▶ Listed records

= = =

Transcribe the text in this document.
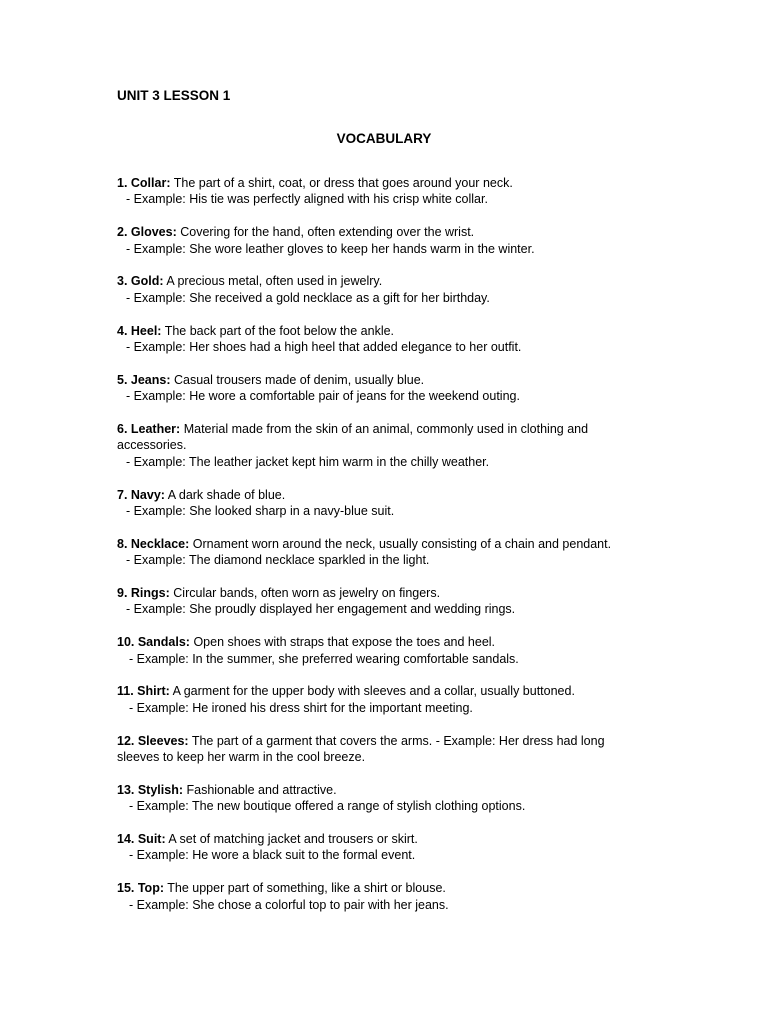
UNIT 3 LESSON 1
VOCABULARY
1. Collar: The part of a shirt, coat, or dress that goes around your neck.
- Example: His tie was perfectly aligned with his crisp white collar.
2. Gloves: Covering for the hand, often extending over the wrist.
- Example: She wore leather gloves to keep her hands warm in the winter.
3. Gold: A precious metal, often used in jewelry.
- Example: She received a gold necklace as a gift for her birthday.
4. Heel: The back part of the foot below the ankle.
- Example: Her shoes had a high heel that added elegance to her outfit.
5. Jeans: Casual trousers made of denim, usually blue.
- Example: He wore a comfortable pair of jeans for the weekend outing.
6. Leather: Material made from the skin of an animal, commonly used in clothing and accessories.
- Example: The leather jacket kept him warm in the chilly weather.
7. Navy: A dark shade of blue.
- Example: She looked sharp in a navy-blue suit.
8. Necklace: Ornament worn around the neck, usually consisting of a chain and pendant.
- Example: The diamond necklace sparkled in the light.
9. Rings: Circular bands, often worn as jewelry on fingers.
- Example: She proudly displayed her engagement and wedding rings.
10. Sandals: Open shoes with straps that expose the toes and heel.
- Example: In the summer, she preferred wearing comfortable sandals.
11. Shirt: A garment for the upper body with sleeves and a collar, usually buttoned.
- Example: He ironed his dress shirt for the important meeting.
12. Sleeves: The part of a garment that covers the arms. - Example: Her dress had long sleeves to keep her warm in the cool breeze.
13. Stylish: Fashionable and attractive.
- Example: The new boutique offered a range of stylish clothing options.
14. Suit: A set of matching jacket and trousers or skirt.
- Example: He wore a black suit to the formal event.
15. Top: The upper part of something, like a shirt or blouse.
- Example: She chose a colorful top to pair with her jeans.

= = =

▶ Exercise description
Reproduce the whole listing exactly, but not the images in it.

▶ Response
Transcribe the text in this document.
UNIT 3 LESSON 1
VOCABULARY
1. Collar: The part of a shirt, coat, or dress that goes around your neck.
- Example: His tie was perfectly aligned with his crisp white collar.
2. Gloves: Covering for the hand, often extending over the wrist.
- Example: She wore leather gloves to keep her hands warm in the winter.
3. Gold: A precious metal, often used in jewelry.
- Example: She received a gold necklace as a gift for her birthday.
4. Heel: The back part of the foot below the ankle.
- Example: Her shoes had a high heel that added elegance to her outfit.
5. Jeans: Casual trousers made of denim, usually blue.
- Example: He wore a comfortable pair of jeans for the weekend outing.
6. Leather: Material made from the skin of an animal, commonly used in clothing and accessories.
- Example: The leather jacket kept him warm in the chilly weather.
7. Navy: A dark shade of blue.
- Example: She looked sharp in a navy-blue suit.
8. Necklace: Ornament worn around the neck, usually consisting of a chain and pendant.
- Example: The diamond necklace sparkled in the light.
9. Rings: Circular bands, often worn as jewelry on fingers.
- Example: She proudly displayed her engagement and wedding rings.
10. Sandals: Open shoes with straps that expose the toes and heel.
- Example: In the summer, she preferred wearing comfortable sandals.
11. Shirt: A garment for the upper body with sleeves and a collar, usually buttoned.
- Example: He ironed his dress shirt for the important meeting.
12. Sleeves: The part of a garment that covers the arms. - Example: Her dress had long sleeves to keep her warm in the cool breeze.
13. Stylish: Fashionable and attractive.
- Example: The new boutique offered a range of stylish clothing options.
14. Suit: A set of matching jacket and trousers or skirt.
- Example: He wore a black suit to the formal event.
15. Top: The upper part of something, like a shirt or blouse.
- Example: She chose a colorful top to pair with her jeans.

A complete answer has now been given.